+++ Records to process

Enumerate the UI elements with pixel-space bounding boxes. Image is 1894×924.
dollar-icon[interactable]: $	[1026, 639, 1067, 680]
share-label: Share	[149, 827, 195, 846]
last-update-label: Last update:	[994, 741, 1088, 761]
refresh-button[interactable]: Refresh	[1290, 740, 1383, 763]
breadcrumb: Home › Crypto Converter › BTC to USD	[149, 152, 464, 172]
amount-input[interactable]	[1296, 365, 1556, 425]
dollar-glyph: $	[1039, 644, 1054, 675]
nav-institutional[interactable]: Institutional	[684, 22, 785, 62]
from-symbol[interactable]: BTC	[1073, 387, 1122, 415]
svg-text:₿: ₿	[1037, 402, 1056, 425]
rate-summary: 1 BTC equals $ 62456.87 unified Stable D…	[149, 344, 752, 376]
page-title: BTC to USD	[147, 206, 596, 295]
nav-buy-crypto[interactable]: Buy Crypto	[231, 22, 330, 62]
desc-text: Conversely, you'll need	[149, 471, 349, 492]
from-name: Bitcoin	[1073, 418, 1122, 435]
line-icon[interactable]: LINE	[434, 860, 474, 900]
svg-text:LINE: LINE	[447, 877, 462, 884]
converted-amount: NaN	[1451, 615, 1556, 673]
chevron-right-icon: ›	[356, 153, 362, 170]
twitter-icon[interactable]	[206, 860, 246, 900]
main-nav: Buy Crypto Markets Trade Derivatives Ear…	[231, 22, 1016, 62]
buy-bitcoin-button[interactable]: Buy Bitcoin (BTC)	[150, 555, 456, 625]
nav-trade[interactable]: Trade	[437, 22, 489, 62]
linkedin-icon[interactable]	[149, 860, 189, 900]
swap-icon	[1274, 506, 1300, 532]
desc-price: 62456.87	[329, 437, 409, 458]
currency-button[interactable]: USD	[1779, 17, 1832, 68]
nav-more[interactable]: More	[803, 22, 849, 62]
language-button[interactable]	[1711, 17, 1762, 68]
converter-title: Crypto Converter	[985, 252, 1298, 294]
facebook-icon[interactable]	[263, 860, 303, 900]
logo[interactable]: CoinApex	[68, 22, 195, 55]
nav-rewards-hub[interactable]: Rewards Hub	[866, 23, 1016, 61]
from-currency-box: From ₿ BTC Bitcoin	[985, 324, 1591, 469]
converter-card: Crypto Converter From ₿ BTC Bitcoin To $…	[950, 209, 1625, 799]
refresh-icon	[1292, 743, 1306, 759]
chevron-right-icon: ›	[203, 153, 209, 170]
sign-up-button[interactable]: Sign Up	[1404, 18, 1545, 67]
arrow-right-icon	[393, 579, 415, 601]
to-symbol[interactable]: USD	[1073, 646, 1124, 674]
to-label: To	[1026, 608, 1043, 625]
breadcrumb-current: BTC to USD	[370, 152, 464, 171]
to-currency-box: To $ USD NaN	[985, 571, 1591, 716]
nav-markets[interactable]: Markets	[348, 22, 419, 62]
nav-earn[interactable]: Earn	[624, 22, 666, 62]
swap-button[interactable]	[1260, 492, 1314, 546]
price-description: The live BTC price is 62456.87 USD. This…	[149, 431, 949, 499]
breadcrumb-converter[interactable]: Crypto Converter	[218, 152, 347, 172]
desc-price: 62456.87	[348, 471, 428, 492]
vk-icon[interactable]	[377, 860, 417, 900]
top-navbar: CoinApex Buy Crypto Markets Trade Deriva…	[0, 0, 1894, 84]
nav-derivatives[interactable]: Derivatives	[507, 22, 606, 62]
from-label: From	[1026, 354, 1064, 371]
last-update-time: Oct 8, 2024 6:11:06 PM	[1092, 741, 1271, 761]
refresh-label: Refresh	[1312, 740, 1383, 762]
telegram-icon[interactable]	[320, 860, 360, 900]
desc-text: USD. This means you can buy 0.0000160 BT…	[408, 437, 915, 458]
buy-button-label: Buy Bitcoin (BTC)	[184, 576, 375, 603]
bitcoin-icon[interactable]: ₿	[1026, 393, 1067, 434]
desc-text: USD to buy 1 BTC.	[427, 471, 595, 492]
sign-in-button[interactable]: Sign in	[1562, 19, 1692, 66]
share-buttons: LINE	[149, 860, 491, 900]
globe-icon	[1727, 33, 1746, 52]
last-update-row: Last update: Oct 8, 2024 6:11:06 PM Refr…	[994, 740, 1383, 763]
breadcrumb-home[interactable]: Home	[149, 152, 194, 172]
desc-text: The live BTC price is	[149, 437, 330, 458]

++++++

**Problem to solve**. Copy out every line of the records above verbatim, from the first line through the last.

**Reply**.
Enumerate the UI elements with pixel-space bounding boxes. Image is 1894×924.
dollar-icon[interactable]: $	[1026, 639, 1067, 680]
share-label: Share	[149, 827, 195, 846]
last-update-label: Last update:	[994, 741, 1088, 761]
refresh-button[interactable]: Refresh	[1290, 740, 1383, 763]
breadcrumb: Home › Crypto Converter › BTC to USD	[149, 152, 464, 172]
amount-input[interactable]	[1296, 365, 1556, 425]
dollar-glyph: $	[1039, 644, 1054, 675]
nav-institutional[interactable]: Institutional	[684, 22, 785, 62]
from-symbol[interactable]: BTC	[1073, 387, 1122, 415]
svg-text:₿: ₿	[1037, 402, 1056, 425]
rate-summary: 1 BTC equals $ 62456.87 unified Stable D…	[149, 344, 752, 376]
page-title: BTC to USD	[147, 206, 596, 295]
nav-buy-crypto[interactable]: Buy Crypto	[231, 22, 330, 62]
desc-text: Conversely, you'll need	[149, 471, 349, 492]
from-name: Bitcoin	[1073, 418, 1122, 435]
line-icon[interactable]: LINE	[434, 860, 474, 900]
svg-text:LINE: LINE	[447, 877, 462, 884]
converted-amount: NaN	[1451, 615, 1556, 673]
chevron-right-icon: ›	[356, 153, 362, 170]
twitter-icon[interactable]	[206, 860, 246, 900]
main-nav: Buy Crypto Markets Trade Derivatives Ear…	[231, 22, 1016, 62]
buy-bitcoin-button[interactable]: Buy Bitcoin (BTC)	[150, 555, 456, 625]
nav-trade[interactable]: Trade	[437, 22, 489, 62]
linkedin-icon[interactable]	[149, 860, 189, 900]
swap-icon	[1274, 506, 1300, 532]
desc-price: 62456.87	[329, 437, 409, 458]
currency-button[interactable]: USD	[1779, 17, 1832, 68]
nav-more[interactable]: More	[803, 22, 849, 62]
language-button[interactable]	[1711, 17, 1762, 68]
converter-title: Crypto Converter	[985, 252, 1298, 294]
facebook-icon[interactable]	[263, 860, 303, 900]
logo[interactable]: CoinApex	[68, 22, 195, 55]
nav-rewards-hub[interactable]: Rewards Hub	[866, 23, 1016, 61]
from-currency-box: From ₿ BTC Bitcoin	[985, 324, 1591, 469]
converter-card: Crypto Converter From ₿ BTC Bitcoin To $…	[950, 209, 1625, 799]
refresh-icon	[1292, 743, 1306, 759]
chevron-right-icon: ›	[203, 153, 209, 170]
sign-up-button[interactable]: Sign Up	[1404, 18, 1545, 67]
arrow-right-icon	[393, 579, 415, 601]
to-symbol[interactable]: USD	[1073, 646, 1124, 674]
to-label: To	[1026, 608, 1043, 625]
breadcrumb-current: BTC to USD	[370, 152, 464, 171]
to-currency-box: To $ USD NaN	[985, 571, 1591, 716]
nav-markets[interactable]: Markets	[348, 22, 419, 62]
nav-earn[interactable]: Earn	[624, 22, 666, 62]
swap-button[interactable]	[1260, 492, 1314, 546]
price-description: The live BTC price is 62456.87 USD. This…	[149, 431, 949, 499]
breadcrumb-converter[interactable]: Crypto Converter	[218, 152, 347, 172]
desc-price: 62456.87	[348, 471, 428, 492]
vk-icon[interactable]	[377, 860, 417, 900]
top-navbar: CoinApex Buy Crypto Markets Trade Deriva…	[0, 0, 1894, 84]
nav-derivatives[interactable]: Derivatives	[507, 22, 606, 62]
from-label: From	[1026, 354, 1064, 371]
last-update-time: Oct 8, 2024 6:11:06 PM	[1092, 741, 1271, 761]
refresh-label: Refresh	[1312, 740, 1383, 762]
telegram-icon[interactable]	[320, 860, 360, 900]
desc-text: USD. This means you can buy 0.0000160 BT…	[408, 437, 915, 458]
buy-button-label: Buy Bitcoin (BTC)	[184, 576, 375, 603]
bitcoin-icon[interactable]: ₿	[1026, 393, 1067, 434]
desc-text: USD to buy 1 BTC.	[427, 471, 595, 492]
sign-in-button[interactable]: Sign in	[1562, 19, 1692, 66]
share-buttons: LINE	[149, 860, 491, 900]
globe-icon	[1727, 33, 1746, 52]
last-update-row: Last update: Oct 8, 2024 6:11:06 PM Refr…	[994, 740, 1383, 763]
breadcrumb-home[interactable]: Home	[149, 152, 194, 172]
desc-text: The live BTC price is	[149, 437, 330, 458]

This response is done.